Required work
Print out the material that follows word for word.

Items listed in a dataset
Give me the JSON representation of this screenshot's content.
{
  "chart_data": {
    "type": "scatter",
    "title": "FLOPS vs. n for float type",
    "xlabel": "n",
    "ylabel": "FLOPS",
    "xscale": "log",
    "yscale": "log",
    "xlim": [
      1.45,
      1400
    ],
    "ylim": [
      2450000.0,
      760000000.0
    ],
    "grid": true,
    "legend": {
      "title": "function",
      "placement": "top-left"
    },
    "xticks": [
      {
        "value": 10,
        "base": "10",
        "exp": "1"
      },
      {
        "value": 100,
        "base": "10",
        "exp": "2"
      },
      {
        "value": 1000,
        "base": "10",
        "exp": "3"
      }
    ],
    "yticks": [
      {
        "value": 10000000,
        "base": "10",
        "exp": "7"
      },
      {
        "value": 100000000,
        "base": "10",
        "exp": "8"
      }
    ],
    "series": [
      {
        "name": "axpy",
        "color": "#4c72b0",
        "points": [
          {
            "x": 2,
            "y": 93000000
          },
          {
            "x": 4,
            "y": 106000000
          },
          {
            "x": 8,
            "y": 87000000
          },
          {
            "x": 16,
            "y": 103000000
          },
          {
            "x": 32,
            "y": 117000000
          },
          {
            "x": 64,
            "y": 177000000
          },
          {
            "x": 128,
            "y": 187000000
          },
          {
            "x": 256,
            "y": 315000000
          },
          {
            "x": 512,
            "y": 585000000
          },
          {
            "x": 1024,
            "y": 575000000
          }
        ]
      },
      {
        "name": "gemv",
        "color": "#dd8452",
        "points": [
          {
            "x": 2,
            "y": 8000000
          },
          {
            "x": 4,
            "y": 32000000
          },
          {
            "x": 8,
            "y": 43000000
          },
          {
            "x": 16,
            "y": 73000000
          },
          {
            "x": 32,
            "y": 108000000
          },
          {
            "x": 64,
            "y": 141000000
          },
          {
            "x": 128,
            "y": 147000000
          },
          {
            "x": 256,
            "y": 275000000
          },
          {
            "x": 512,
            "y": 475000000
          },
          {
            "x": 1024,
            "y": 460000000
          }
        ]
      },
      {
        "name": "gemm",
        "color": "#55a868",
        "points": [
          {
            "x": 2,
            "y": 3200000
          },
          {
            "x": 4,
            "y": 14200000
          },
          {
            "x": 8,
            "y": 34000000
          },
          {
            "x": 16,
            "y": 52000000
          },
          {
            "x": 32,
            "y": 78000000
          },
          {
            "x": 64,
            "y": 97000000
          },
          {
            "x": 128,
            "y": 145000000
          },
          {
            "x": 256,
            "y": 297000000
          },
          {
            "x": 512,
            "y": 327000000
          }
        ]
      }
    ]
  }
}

Response
Give me the JSON representation of this screenshot's content.
{
  "chart_data": {
    "type": "scatter",
    "title": "FLOPS vs. n for float type",
    "xlabel": "n",
    "ylabel": "FLOPS",
    "xscale": "log",
    "yscale": "log",
    "xlim": [
      1.45,
      1400
    ],
    "ylim": [
      2450000.0,
      760000000.0
    ],
    "grid": true,
    "legend": {
      "title": "function",
      "placement": "top-left"
    },
    "xticks": [
      {
        "value": 10,
        "base": "10",
        "exp": "1"
      },
      {
        "value": 100,
        "base": "10",
        "exp": "2"
      },
      {
        "value": 1000,
        "base": "10",
        "exp": "3"
      }
    ],
    "yticks": [
      {
        "value": 10000000,
        "base": "10",
        "exp": "7"
      },
      {
        "value": 100000000,
        "base": "10",
        "exp": "8"
      }
    ],
    "series": [
      {
        "name": "axpy",
        "color": "#4c72b0",
        "points": [
          {
            "x": 2,
            "y": 93000000
          },
          {
            "x": 4,
            "y": 106000000
          },
          {
            "x": 8,
            "y": 87000000
          },
          {
            "x": 16,
            "y": 103000000
          },
          {
            "x": 32,
            "y": 117000000
          },
          {
            "x": 64,
            "y": 177000000
          },
          {
            "x": 128,
            "y": 187000000
          },
          {
            "x": 256,
            "y": 315000000
          },
          {
            "x": 512,
            "y": 585000000
          },
          {
            "x": 1024,
            "y": 575000000
          }
        ]
      },
      {
        "name": "gemv",
        "color": "#dd8452",
        "points": [
          {
            "x": 2,
            "y": 8000000
          },
          {
            "x": 4,
            "y": 32000000
          },
          {
            "x": 8,
            "y": 43000000
          },
          {
            "x": 16,
            "y": 73000000
          },
          {
            "x": 32,
            "y": 108000000
          },
          {
            "x": 64,
            "y": 141000000
          },
          {
            "x": 128,
            "y": 147000000
          },
          {
            "x": 256,
            "y": 275000000
          },
          {
            "x": 512,
            "y": 475000000
          },
          {
            "x": 1024,
            "y": 460000000
          }
        ]
      },
      {
        "name": "gemm",
        "color": "#55a868",
        "points": [
          {
            "x": 2,
            "y": 3200000
          },
          {
            "x": 4,
            "y": 14200000
          },
          {
            "x": 8,
            "y": 34000000
          },
          {
            "x": 16,
            "y": 52000000
          },
          {
            "x": 32,
            "y": 78000000
          },
          {
            "x": 64,
            "y": 97000000
          },
          {
            "x": 128,
            "y": 145000000
          },
          {
            "x": 256,
            "y": 297000000
          },
          {
            "x": 512,
            "y": 327000000
          }
        ]
      }
    ]
  }
}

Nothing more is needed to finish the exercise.